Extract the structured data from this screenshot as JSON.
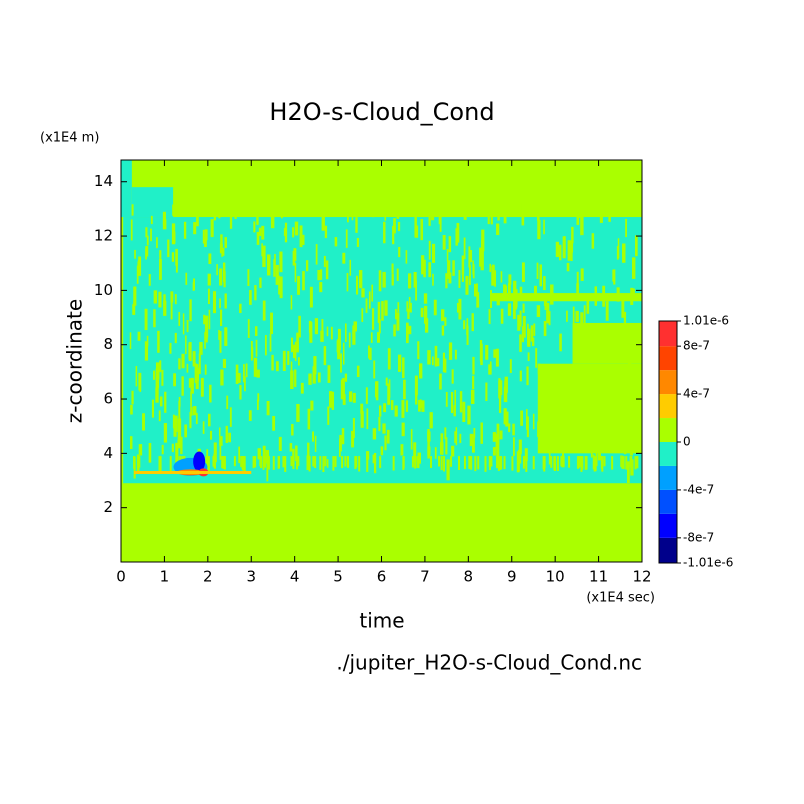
{
  "chart_data": {
    "type": "contour",
    "title": "H2O-s-Cloud_Cond",
    "x_label": "time",
    "y_label": "z-coordinate",
    "x_unit": "(x1E4 sec)",
    "y_unit": "(x1E4 m)",
    "source": "./jupiter_H2O-s-Cloud_Cond.nc",
    "xlim": [
      0,
      12
    ],
    "ylim": [
      0,
      14.8
    ],
    "xticks": [
      0,
      1,
      2,
      3,
      4,
      5,
      6,
      7,
      8,
      9,
      10,
      11,
      12
    ],
    "yticks": [
      2,
      4,
      6,
      8,
      10,
      12,
      14
    ],
    "colorbar": {
      "levels": [
        -1.01e-06,
        -8e-07,
        -6e-07,
        -4e-07,
        -2e-07,
        0,
        2e-07,
        4e-07,
        6e-07,
        8e-07,
        1.01e-06
      ],
      "colors": [
        "#00008b",
        "#0000ff",
        "#0050ff",
        "#00a0ff",
        "#20f0c8",
        "#aaff00",
        "#ffcc00",
        "#ff8800",
        "#ff4400",
        "#ff3030"
      ],
      "ticks": [
        {
          "value": 1.01e-06,
          "label": "1.01e-6"
        },
        {
          "value": 8e-07,
          "label": "8e-7"
        },
        {
          "value": 4e-07,
          "label": "4e-7"
        },
        0,
        {
          "value": -4e-07,
          "label": "-4e-7"
        },
        {
          "value": -8e-07,
          "label": "-8e-7"
        },
        {
          "value": -1.01e-06,
          "label": "-1.01e-6"
        }
      ]
    }
  }
}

**TASK DIRECTIONS:**
Exact duplication of all the records is required; pictures are omitted from the copy.

**SOLUTION FOR THIS PROBLEM:**
Extract the structured data from this screenshot as JSON.
{
  "chart_data": {
    "type": "contour",
    "title": "H2O-s-Cloud_Cond",
    "x_label": "time",
    "y_label": "z-coordinate",
    "x_unit": "(x1E4 sec)",
    "y_unit": "(x1E4 m)",
    "source": "./jupiter_H2O-s-Cloud_Cond.nc",
    "xlim": [
      0,
      12
    ],
    "ylim": [
      0,
      14.8
    ],
    "xticks": [
      0,
      1,
      2,
      3,
      4,
      5,
      6,
      7,
      8,
      9,
      10,
      11,
      12
    ],
    "yticks": [
      2,
      4,
      6,
      8,
      10,
      12,
      14
    ],
    "colorbar": {
      "levels": [
        -1.01e-06,
        -8e-07,
        -6e-07,
        -4e-07,
        -2e-07,
        0,
        2e-07,
        4e-07,
        6e-07,
        8e-07,
        1.01e-06
      ],
      "colors": [
        "#00008b",
        "#0000ff",
        "#0050ff",
        "#00a0ff",
        "#20f0c8",
        "#aaff00",
        "#ffcc00",
        "#ff8800",
        "#ff4400",
        "#ff3030"
      ],
      "ticks": [
        {
          "value": 1.01e-06,
          "label": "1.01e-6"
        },
        {
          "value": 8e-07,
          "label": "8e-7"
        },
        {
          "value": 4e-07,
          "label": "4e-7"
        },
        0,
        {
          "value": -4e-07,
          "label": "-4e-7"
        },
        {
          "value": -8e-07,
          "label": "-8e-7"
        },
        {
          "value": -1.01e-06,
          "label": "-1.01e-6"
        }
      ]
    }
  }
}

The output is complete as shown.